▸ **TASK MATERIAL**
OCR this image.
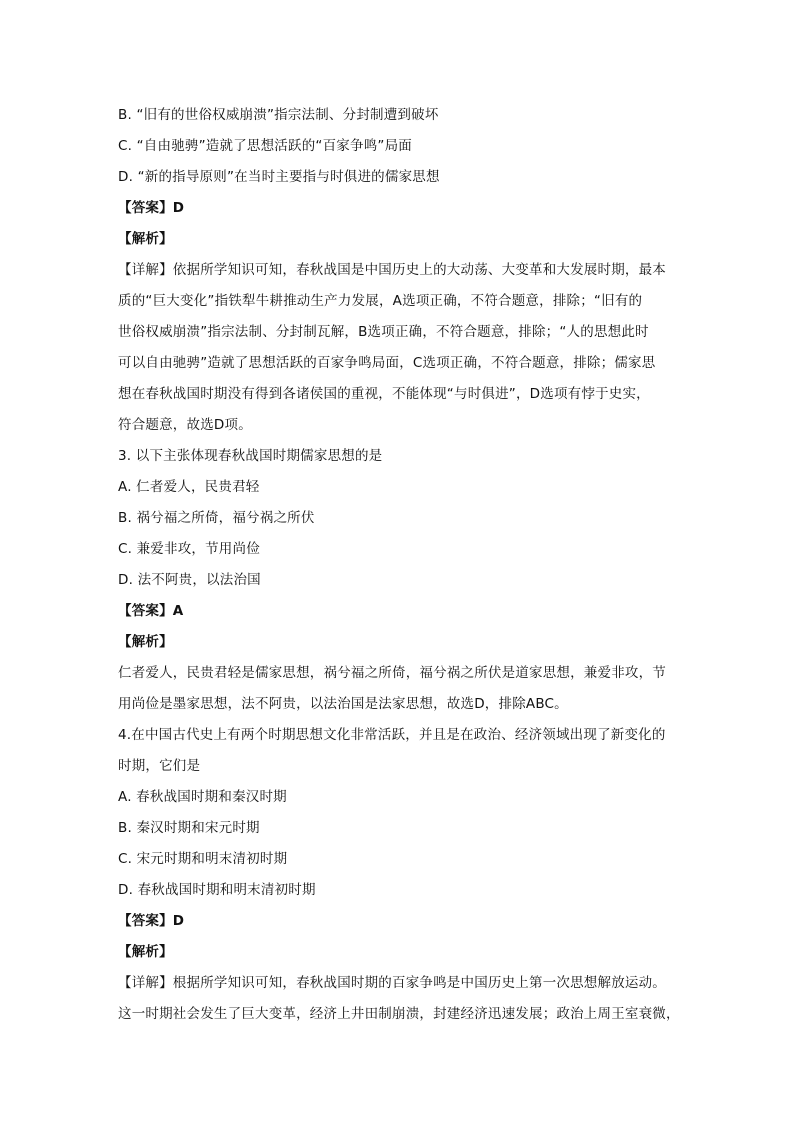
B. “旧有的世俗权威崩溃”指宗法制、分封制遭到破坏
C. “自由驰骋”造就了思想活跃的“百家争鸣”局面
D. “新的指导原则”在当时主要指与时俱进的儒家思想
【答案】D
【解析】
【详解】依据所学知识可知，春秋战国是中国历史上的大动荡、大变革和大发展时期，最本
质的“巨大变化”指铁犁牛耕推动生产力发展，A选项正确，不符合题意，排除；“旧有的
世俗权威崩溃”指宗法制、分封制瓦解，B选项正确，不符合题意，排除；“人的思想此时
可以自由驰骋”造就了思想活跃的百家争鸣局面，C选项正确，不符合题意，排除；儒家思
想在春秋战国时期没有得到各诸侯国的重视，不能体现“与时俱进”，D选项有悖于史实，
符合题意，故选D项。
3. 以下主张体现春秋战国时期儒家思想的是
A. 仁者爱人，民贵君轻
B. 祸兮福之所倚，福兮祸之所伏
C. 兼爱非攻，节用尚俭
D. 法不阿贵，以法治国
【答案】A
【解析】
仁者爱人，民贵君轻是儒家思想，祸兮福之所倚，福兮祸之所伏是道家思想，兼爱非攻，节
用尚俭是墨家思想，法不阿贵，以法治国是法家思想，故选D，排除ABC。
4.在中国古代史上有两个时期思想文化非常活跃，并且是在政治、经济领域出现了新变化的
时期，它们是
A. 春秋战国时期和秦汉时期
B. 秦汉时期和宋元时期
C. 宋元时期和明末清初时期
D. 春秋战国时期和明末清初时期
【答案】D
【解析】
【详解】根据所学知识可知，春秋战国时期的百家争鸣是中国历史上第一次思想解放运动。
这一时期社会发生了巨大变革，经济上井田制崩溃，封建经济迅速发展；政治上周王室衰微，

▸ **EXERCISE DIRECTIONS**
Extract the full listing above verbatim; pictures are to be left out of the copy.

▸ **ANSWER TO THE PROBLEM**
OCR this image.
B. “旧有的世俗权威崩溃”指宗法制、分封制遭到破坏
C. “自由驰骋”造就了思想活跃的“百家争鸣”局面
D. “新的指导原则”在当时主要指与时俱进的儒家思想
【答案】D
【解析】
【详解】依据所学知识可知，春秋战国是中国历史上的大动荡、大变革和大发展时期，最本
质的“巨大变化”指铁犁牛耕推动生产力发展，A选项正确，不符合题意，排除；“旧有的
世俗权威崩溃”指宗法制、分封制瓦解，B选项正确，不符合题意，排除；“人的思想此时
可以自由驰骋”造就了思想活跃的百家争鸣局面，C选项正确，不符合题意，排除；儒家思
想在春秋战国时期没有得到各诸侯国的重视，不能体现“与时俱进”，D选项有悖于史实，
符合题意，故选D项。
3. 以下主张体现春秋战国时期儒家思想的是
A. 仁者爱人，民贵君轻
B. 祸兮福之所倚，福兮祸之所伏
C. 兼爱非攻，节用尚俭
D. 法不阿贵，以法治国
【答案】A
【解析】
仁者爱人，民贵君轻是儒家思想，祸兮福之所倚，福兮祸之所伏是道家思想，兼爱非攻，节
用尚俭是墨家思想，法不阿贵，以法治国是法家思想，故选D，排除ABC。
4.在中国古代史上有两个时期思想文化非常活跃，并且是在政治、经济领域出现了新变化的
时期，它们是
A. 春秋战国时期和秦汉时期
B. 秦汉时期和宋元时期
C. 宋元时期和明末清初时期
D. 春秋战国时期和明末清初时期
【答案】D
【解析】
【详解】根据所学知识可知，春秋战国时期的百家争鸣是中国历史上第一次思想解放运动。
这一时期社会发生了巨大变革，经济上井田制崩溃，封建经济迅速发展；政治上周王室衰微，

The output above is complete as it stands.